Data lines.

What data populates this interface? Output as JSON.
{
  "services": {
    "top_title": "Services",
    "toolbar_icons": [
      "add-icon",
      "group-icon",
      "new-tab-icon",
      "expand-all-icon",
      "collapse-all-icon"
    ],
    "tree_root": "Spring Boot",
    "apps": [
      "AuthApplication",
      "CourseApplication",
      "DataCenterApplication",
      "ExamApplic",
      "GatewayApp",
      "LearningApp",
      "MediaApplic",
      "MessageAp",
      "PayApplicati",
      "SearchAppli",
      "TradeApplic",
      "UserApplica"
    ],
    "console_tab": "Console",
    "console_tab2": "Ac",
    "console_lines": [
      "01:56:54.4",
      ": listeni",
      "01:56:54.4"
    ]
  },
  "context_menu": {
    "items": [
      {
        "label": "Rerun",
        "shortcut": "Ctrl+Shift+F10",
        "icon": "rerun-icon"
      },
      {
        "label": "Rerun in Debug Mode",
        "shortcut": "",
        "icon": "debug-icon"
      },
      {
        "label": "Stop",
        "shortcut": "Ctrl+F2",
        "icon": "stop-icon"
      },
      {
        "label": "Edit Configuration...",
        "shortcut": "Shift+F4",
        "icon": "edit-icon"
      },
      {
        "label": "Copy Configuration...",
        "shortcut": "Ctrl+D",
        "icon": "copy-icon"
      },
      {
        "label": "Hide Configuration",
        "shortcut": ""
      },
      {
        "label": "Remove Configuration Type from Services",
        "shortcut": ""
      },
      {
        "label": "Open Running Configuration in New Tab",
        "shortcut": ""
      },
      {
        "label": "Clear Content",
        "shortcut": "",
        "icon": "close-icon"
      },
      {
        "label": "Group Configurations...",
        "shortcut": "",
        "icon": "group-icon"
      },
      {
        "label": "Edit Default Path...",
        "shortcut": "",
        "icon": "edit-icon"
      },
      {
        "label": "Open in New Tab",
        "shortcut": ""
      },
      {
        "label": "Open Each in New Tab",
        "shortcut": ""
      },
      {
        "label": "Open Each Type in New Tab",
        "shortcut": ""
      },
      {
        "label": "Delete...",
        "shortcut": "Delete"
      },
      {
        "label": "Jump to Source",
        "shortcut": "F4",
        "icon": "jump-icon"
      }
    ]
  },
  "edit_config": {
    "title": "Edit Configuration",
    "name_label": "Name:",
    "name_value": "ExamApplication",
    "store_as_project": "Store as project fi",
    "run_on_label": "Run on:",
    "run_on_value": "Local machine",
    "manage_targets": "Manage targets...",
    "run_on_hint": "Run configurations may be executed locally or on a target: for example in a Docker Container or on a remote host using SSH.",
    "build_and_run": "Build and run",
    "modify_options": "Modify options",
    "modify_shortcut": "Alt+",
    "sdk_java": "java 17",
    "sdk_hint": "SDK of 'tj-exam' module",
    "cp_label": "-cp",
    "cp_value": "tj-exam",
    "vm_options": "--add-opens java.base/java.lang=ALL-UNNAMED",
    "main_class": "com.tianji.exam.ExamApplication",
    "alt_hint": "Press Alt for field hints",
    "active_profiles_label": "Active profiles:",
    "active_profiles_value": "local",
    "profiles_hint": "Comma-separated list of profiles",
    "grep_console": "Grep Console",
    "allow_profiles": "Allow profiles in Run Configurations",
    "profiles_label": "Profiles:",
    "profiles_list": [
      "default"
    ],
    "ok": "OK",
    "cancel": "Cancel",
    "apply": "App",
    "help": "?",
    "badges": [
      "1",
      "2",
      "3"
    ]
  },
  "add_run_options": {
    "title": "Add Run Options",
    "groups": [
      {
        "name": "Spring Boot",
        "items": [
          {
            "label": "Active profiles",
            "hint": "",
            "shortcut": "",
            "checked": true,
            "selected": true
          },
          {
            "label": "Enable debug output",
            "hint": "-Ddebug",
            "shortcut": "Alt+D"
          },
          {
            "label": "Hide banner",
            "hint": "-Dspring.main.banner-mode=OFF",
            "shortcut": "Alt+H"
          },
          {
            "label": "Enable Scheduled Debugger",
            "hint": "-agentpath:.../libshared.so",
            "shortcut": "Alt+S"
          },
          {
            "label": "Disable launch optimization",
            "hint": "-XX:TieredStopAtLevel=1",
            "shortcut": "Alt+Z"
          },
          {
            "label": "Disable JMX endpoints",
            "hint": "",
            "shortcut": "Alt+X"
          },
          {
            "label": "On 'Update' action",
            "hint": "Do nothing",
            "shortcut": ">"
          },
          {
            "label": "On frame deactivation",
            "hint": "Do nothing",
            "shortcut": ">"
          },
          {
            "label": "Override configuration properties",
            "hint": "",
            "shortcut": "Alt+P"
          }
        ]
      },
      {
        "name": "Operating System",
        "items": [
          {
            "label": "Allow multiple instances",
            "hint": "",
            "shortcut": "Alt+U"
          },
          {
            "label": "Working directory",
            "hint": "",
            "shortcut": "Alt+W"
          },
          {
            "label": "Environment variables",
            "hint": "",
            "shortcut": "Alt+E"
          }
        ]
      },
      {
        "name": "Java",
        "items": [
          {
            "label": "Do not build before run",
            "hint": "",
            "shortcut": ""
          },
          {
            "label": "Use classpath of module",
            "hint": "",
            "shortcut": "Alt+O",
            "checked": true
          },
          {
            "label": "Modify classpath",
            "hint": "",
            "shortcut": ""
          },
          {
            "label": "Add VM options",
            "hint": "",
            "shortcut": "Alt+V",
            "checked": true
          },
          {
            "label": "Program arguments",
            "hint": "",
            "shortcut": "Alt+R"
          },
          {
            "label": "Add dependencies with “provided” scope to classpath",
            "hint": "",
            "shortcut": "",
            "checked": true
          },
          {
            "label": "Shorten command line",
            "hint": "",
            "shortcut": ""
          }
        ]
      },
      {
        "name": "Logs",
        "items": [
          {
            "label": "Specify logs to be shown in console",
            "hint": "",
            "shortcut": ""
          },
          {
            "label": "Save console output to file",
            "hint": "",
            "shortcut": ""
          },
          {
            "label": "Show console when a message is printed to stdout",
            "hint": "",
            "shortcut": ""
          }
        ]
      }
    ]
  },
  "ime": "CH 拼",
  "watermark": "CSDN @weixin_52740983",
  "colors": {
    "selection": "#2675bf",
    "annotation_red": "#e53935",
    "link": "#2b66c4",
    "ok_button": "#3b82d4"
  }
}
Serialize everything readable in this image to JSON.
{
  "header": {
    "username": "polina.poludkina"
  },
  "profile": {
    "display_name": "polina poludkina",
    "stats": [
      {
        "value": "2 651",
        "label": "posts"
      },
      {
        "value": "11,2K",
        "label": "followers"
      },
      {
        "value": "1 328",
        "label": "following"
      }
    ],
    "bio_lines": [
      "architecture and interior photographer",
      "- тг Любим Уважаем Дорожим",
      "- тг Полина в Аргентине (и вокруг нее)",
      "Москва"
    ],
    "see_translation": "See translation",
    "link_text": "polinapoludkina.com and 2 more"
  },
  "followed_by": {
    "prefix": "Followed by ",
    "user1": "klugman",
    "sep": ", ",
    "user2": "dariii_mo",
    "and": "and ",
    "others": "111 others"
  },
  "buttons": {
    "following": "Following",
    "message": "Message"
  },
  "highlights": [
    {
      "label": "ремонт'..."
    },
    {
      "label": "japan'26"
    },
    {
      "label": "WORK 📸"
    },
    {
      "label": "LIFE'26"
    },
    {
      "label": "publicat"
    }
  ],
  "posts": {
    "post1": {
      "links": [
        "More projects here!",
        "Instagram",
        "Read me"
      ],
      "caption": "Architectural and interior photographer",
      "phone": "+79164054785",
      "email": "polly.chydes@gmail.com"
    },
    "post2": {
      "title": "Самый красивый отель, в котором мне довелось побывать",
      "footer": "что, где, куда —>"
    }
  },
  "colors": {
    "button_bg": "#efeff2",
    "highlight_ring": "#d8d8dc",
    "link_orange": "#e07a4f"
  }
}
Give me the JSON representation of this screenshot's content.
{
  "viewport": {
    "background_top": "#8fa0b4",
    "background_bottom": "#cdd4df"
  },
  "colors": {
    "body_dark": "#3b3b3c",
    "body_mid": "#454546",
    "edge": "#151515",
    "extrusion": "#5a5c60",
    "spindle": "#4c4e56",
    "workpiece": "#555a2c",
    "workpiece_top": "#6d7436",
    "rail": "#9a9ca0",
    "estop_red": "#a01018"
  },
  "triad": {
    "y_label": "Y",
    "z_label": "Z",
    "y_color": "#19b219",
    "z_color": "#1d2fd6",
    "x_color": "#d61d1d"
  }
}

Given problem. Repeat exactly, and only, the lines of the records above, starting with the line that contains "Give me the" and ending with the final line, both included.

Exercise answer.
Give me the JSON representation of this screenshot's content.
{
  "viewport": {
    "background_top": "#8fa0b4",
    "background_bottom": "#cdd4df"
  },
  "colors": {
    "body_dark": "#3b3b3c",
    "body_mid": "#454546",
    "edge": "#151515",
    "extrusion": "#5a5c60",
    "spindle": "#4c4e56",
    "workpiece": "#555a2c",
    "workpiece_top": "#6d7436",
    "rail": "#9a9ca0",
    "estop_red": "#a01018"
  },
  "triad": {
    "y_label": "Y",
    "z_label": "Z",
    "y_color": "#19b219",
    "z_color": "#1d2fd6",
    "x_color": "#d61d1d"
  }
}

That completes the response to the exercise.